PASSAGE SHOWN
Wikipedia Is Shockingly Biased: 5 Lessons From An Admin
Unless you're one of those freaks with attentive parents and a good education, Wikipedia has probably taught you more than school and family combined. It's society's go-to source for knowledge, from settling disputes at the bar to cranking out term papers hours before they're due. But as Chris, a veteran Wikipedia administrator explained to us, this is a problem. That's because ...
The Lack Of Diversity Skews What Information Is Available
The Wikipedia community often has a bad vibe to it. Chris cited Sue Gardner, former director of the Wikimedia Foundation, who rattled off nine reasons women don't edit Wikipedia, including "a lack of user-friendliness," "an unwillingness to participate in lengthy edit wars," and a sexual culture and misogynistic atmosphere. Those are valid issues, but at least part of the hostile culture may be down to simple, outdated tech. This is what editing Wikipedia looks like:
You damn near need a programming degree to notice that someone bafflingly described Vanilla Ice as "Reggae."
It's not entirely indecipherable, but it's not exactly Microsoft Word, either. Chris says, "It is obtuse and difficult to get into ... We're supposed to be open, but the community has an increasingly low tolerance for editors who produce low-quality work. It may only take one bad experience for a newcomer to decide that Wikipedia isn't worth it. When I first started serious Wikipedia writing, I was berated for not including references immediately. At the time, it felt like I was being mobbed. I stuck with it, [and] I now understand their frustration. That being said, I know that a lot of people would not have wanted to continue after such a 'welcome.'"
But at least there's a gargantuan, esoteric help page to get new users into the groove.
Whatever the reason, Wikipedia is inarguably dominated by men, so most articles tend to be about subjects that appeal to dudes. It's not sexist to have specific interests, but it limits the perspective of the site, like trying to look at the entire world while squinting. Chris says that, according to 2011 self-reported data, only 15 percent of Wikipedia editors are women. "This means a lot of topics of specific interest to women, or which deal with historical women, are poorly developed. Only 16.4 percent of Wikipedia's biographical articles are on women."

DATA EXCERPTS
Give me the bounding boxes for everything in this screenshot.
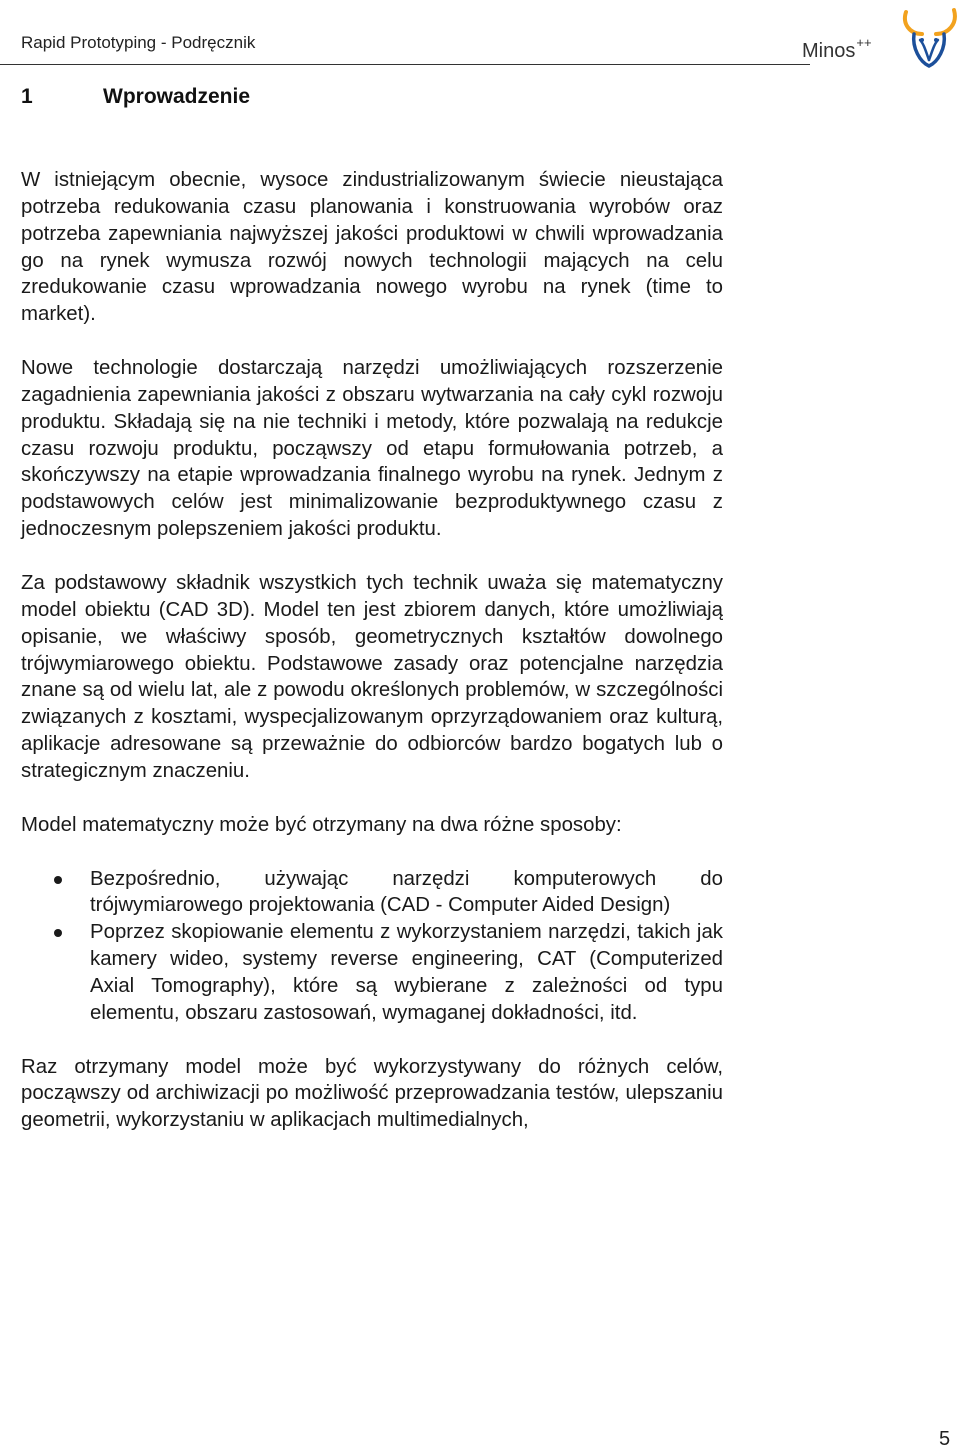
section-number: 1	[21, 85, 33, 108]
brand-superscript: ++	[856, 35, 872, 50]
list-item	[21, 866, 723, 920]
list-item	[21, 919, 723, 1026]
bullet-dot-icon	[54, 876, 62, 884]
list-item-text: Poprzez skopiowanie elementu z wykorzystaniem narzędzi, takich jak kamery wideo, systemy reverse engineering, CAT (Computerized Axial Tomography), które są wybierane z zależności od typu elementu, obszaru zastosowań, wymaganej dokładności, itd.	[90, 921, 723, 1024]
paragraph-closing: Raz otrzymany model może być wykorzystywany do różnych celów, począwszy od archiwizacji po możliwość przeprowadzania testów, ulepszaniu geometrii, wykorzystaniu w aplikacjach multimedialnych,	[21, 1055, 723, 1132]
paragraph-two-ways: Model matematyczny może być otrzymany na dwa różne sposoby:	[21, 813, 622, 836]
brand-name-text: Minos	[802, 40, 856, 62]
page-number: 5	[939, 1428, 951, 1450]
running-header-title: Rapid Prototyping - Podręcznik	[21, 33, 256, 52]
paragraph-math-model: Za podstawowy składnik wszystkich tych technik uważa się matematyczny model obiektu (CAD 3D). Model ten jest zbiorem danych, które umożliwiają opisanie, we właściwy sposób, geometrycznych kształtów dowolnego trójwymiarowego obiektu. Podstawowe zasady oraz potencjalne narzędzia znane są od wielu lat, ale z powodu określonych problemów, w szczególności związanych z kosztami, wyspecjalizowanym oprzyrządowaniem oraz kulturą, aplikacje adresowane są przeważnie do odbiorców bardzo bogatych lub o strategicznym znaczeniu.	[21, 571, 723, 782]
paragraph-new-technologies: Nowe technologie dostarczają narzędzi umożliwiających rozszerzenie zagadnienia zapewniania jakości z obszaru wytwarzania na cały cykl rozwoju produktu. Składają się na nie techniki i metody, które pozwalają na redukcje czasu rozwoju produktu, począwszy od etapu formułowania potrzeb, a skończywszy na etapie wprowadzania finalnego wyrobu na rynek. Jednym z podstawowych celów jest minimalizowanie bezproduktywnego czasu z jednoczesnym polepszeniem jakości produktu.	[21, 357, 723, 541]
methods-list	[21, 866, 723, 1027]
minos-bull-logo-icon	[900, 4, 958, 70]
brand-name	[802, 35, 872, 63]
paragraph-intro: W istniejącym obecnie, wysoce zindustrializowanym świecie nieustająca potrzeba redukowania czasu planowania i konstruowania wyrobów oraz potrzeba zapewniania najwyższej jakości produktowi w chwili wprowadzania go na rynek wymusza rozwój nowych technologii mających na celu zredukowanie czasu wprowadzania nowego wyrobu na rynek (time to market).	[21, 169, 723, 326]
section-heading	[21, 85, 250, 109]
body-content	[21, 167, 723, 1161]
list-item-text: Bezpośrednio, używając narzędzi komputerowych do trójwymiarowego projektowania (CAD - Computer Aided Design)	[90, 867, 723, 917]
header-divider	[0, 64, 810, 65]
bullet-dot-icon	[54, 929, 62, 937]
section-title: Wprowadzenie	[103, 85, 251, 108]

SHORT PROBLEM
Pick up the article on Wikipedia's bias right after its last sentence and keep writing it.

EXERCISE RESPONSE
The problem is self-sustaining. Wikipedia doesn't write about women, because it's not friendly toward women, which is a barrier to more articles about women. "There are women who will not identify themselves as such to avoid harassment. Several of the women I know have faced on-wiki and off-wiki harassment. Some keep trekking. Others just disappear. LGBTQ topics are also woefully under-covered. When I nominated this image of Alison Bechdel for Featured Picture status, one comment was '[The image] may ... give an impression it's a man and not woman.' It was certainly an eye-opener."
Because if there's one thing that matters when evaluating MacArthur Genius Award recipients, it's the shape of their crotch.
Wikipedia is also heavily skewed toward the Western world. Again, that makes sense -- that's what Western users are going to know and care about. No one's intentionally saying that the rest of the world is unimportant. But if you're trying to build a universal database of all human knowledge, "most of the planet" is a bit of a blind spot. "The better-covered non-Anglosphere subjects are ones that a lot of Anglosphere audiences enjoy, such as anime and Japanese RPGs (looking at you, Final Fantasy). There are articles on minor American poets, while the entire field of, say, Tanzanian poetry has no article."
There is a page for Tanzanian literature, but the 16-sentence article may not fully explore the subject.
Tanzanian poetry may seem like an obscure subject to you, but somewhere out there are people -- Tanzanians, maybe -- who do care. But they don't write for Wikipedia. The site is driven by people who are passionate about very specific subjects, and when your writer base needs basic tech skills and is predominately white, male, and Western, that creates trends.
"Military subjects are quite popular. Video games and [TV] are popular. A lot of the more 'classic' encyclopedia subjects -- languages, countries, etc. -- are covered in less detail. Other editors I've known wrote extensively on early pornography, numismatics, British cricket, Victorian stage actors, Guantanamo Bay detainees, the shrub genus Banksia, etc. That's one reason Wikipedia's coverage is so unbalanced. People write about what interests them, and these interests can be awfully esoteric. One editor [made] more than 40,000 edits just changing 'comprised of' to 'composed of.'"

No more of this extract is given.